Entries taken from a collection
- - - - -

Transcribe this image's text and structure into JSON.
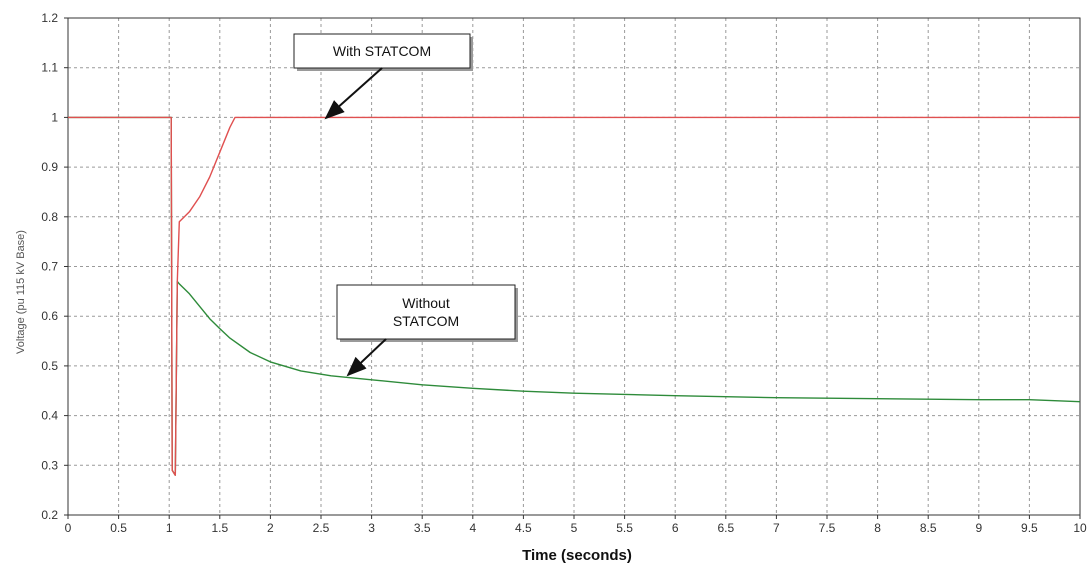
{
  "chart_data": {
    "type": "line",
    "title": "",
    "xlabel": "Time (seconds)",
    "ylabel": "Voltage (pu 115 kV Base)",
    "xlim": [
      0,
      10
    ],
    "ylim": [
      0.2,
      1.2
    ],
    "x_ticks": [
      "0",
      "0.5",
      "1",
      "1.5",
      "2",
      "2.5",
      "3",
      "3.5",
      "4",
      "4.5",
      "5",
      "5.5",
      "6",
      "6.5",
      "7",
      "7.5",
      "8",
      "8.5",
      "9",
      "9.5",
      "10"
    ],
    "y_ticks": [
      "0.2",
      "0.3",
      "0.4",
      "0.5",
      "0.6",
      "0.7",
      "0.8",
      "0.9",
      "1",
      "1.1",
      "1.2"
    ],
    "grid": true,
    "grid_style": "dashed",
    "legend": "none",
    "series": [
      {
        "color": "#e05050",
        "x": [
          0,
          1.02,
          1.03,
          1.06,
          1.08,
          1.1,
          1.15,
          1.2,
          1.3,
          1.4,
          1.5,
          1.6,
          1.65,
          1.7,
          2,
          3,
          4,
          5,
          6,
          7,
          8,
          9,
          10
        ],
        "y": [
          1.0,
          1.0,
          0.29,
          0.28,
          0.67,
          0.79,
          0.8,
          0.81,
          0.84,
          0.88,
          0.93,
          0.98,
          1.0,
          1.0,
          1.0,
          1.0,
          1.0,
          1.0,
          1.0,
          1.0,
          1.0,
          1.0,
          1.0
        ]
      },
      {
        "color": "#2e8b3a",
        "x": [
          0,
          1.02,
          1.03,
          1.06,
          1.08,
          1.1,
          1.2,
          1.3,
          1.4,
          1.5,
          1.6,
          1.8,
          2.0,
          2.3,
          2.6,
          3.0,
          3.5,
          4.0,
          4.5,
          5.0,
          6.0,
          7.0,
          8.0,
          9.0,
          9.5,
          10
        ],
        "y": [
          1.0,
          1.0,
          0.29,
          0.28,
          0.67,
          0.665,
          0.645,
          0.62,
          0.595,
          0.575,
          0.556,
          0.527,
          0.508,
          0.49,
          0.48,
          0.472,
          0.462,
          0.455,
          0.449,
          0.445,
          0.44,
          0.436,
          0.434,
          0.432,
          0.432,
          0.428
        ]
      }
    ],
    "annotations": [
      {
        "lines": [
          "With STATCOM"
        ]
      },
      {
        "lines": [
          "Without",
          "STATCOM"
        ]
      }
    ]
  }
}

- - - - -

Task goal:
Reproduce all entries without any change, and omit the pictures.

Result:
Transcribe this image's text and structure into JSON.
{
  "chart_data": {
    "type": "line",
    "title": "",
    "xlabel": "Time (seconds)",
    "ylabel": "Voltage (pu 115 kV Base)",
    "xlim": [
      0,
      10
    ],
    "ylim": [
      0.2,
      1.2
    ],
    "x_ticks": [
      "0",
      "0.5",
      "1",
      "1.5",
      "2",
      "2.5",
      "3",
      "3.5",
      "4",
      "4.5",
      "5",
      "5.5",
      "6",
      "6.5",
      "7",
      "7.5",
      "8",
      "8.5",
      "9",
      "9.5",
      "10"
    ],
    "y_ticks": [
      "0.2",
      "0.3",
      "0.4",
      "0.5",
      "0.6",
      "0.7",
      "0.8",
      "0.9",
      "1",
      "1.1",
      "1.2"
    ],
    "grid": true,
    "grid_style": "dashed",
    "legend": "none",
    "series": [
      {
        "color": "#e05050",
        "x": [
          0,
          1.02,
          1.03,
          1.06,
          1.08,
          1.1,
          1.15,
          1.2,
          1.3,
          1.4,
          1.5,
          1.6,
          1.65,
          1.7,
          2,
          3,
          4,
          5,
          6,
          7,
          8,
          9,
          10
        ],
        "y": [
          1.0,
          1.0,
          0.29,
          0.28,
          0.67,
          0.79,
          0.8,
          0.81,
          0.84,
          0.88,
          0.93,
          0.98,
          1.0,
          1.0,
          1.0,
          1.0,
          1.0,
          1.0,
          1.0,
          1.0,
          1.0,
          1.0,
          1.0
        ]
      },
      {
        "color": "#2e8b3a",
        "x": [
          0,
          1.02,
          1.03,
          1.06,
          1.08,
          1.1,
          1.2,
          1.3,
          1.4,
          1.5,
          1.6,
          1.8,
          2.0,
          2.3,
          2.6,
          3.0,
          3.5,
          4.0,
          4.5,
          5.0,
          6.0,
          7.0,
          8.0,
          9.0,
          9.5,
          10
        ],
        "y": [
          1.0,
          1.0,
          0.29,
          0.28,
          0.67,
          0.665,
          0.645,
          0.62,
          0.595,
          0.575,
          0.556,
          0.527,
          0.508,
          0.49,
          0.48,
          0.472,
          0.462,
          0.455,
          0.449,
          0.445,
          0.44,
          0.436,
          0.434,
          0.432,
          0.432,
          0.428
        ]
      }
    ],
    "annotations": [
      {
        "lines": [
          "With STATCOM"
        ]
      },
      {
        "lines": [
          "Without",
          "STATCOM"
        ]
      }
    ]
  }
}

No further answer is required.